Records contained in a dataset
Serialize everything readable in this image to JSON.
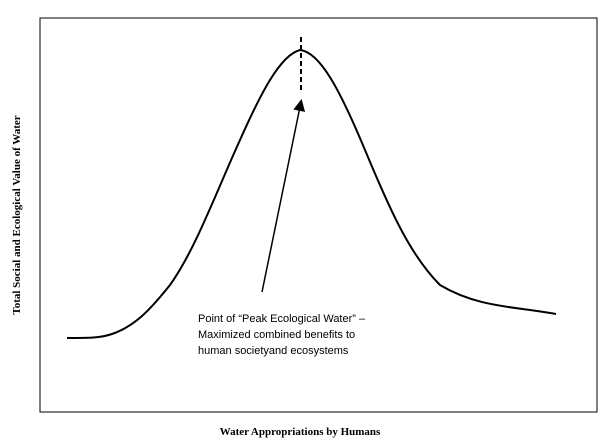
{
  "axes": {
    "x_label": "Water Appropriations  by Humans",
    "y_label": "Total Social and Ecological Value of Water"
  },
  "annotation": {
    "lines": [
      "Point of “Peak Ecological Water” –",
      "Maximized  combined benefits to",
      "human societyand ecosystems"
    ]
  }
}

Set task
Reproduce the records verbatim, omitting all images they contain.

Written response
Serialize everything readable in this image to JSON.
{
  "axes": {
    "x_label": "Water Appropriations  by Humans",
    "y_label": "Total Social and Ecological Value of Water"
  },
  "annotation": {
    "lines": [
      "Point of “Peak Ecological Water” –",
      "Maximized  combined benefits to",
      "human societyand ecosystems"
    ]
  }
}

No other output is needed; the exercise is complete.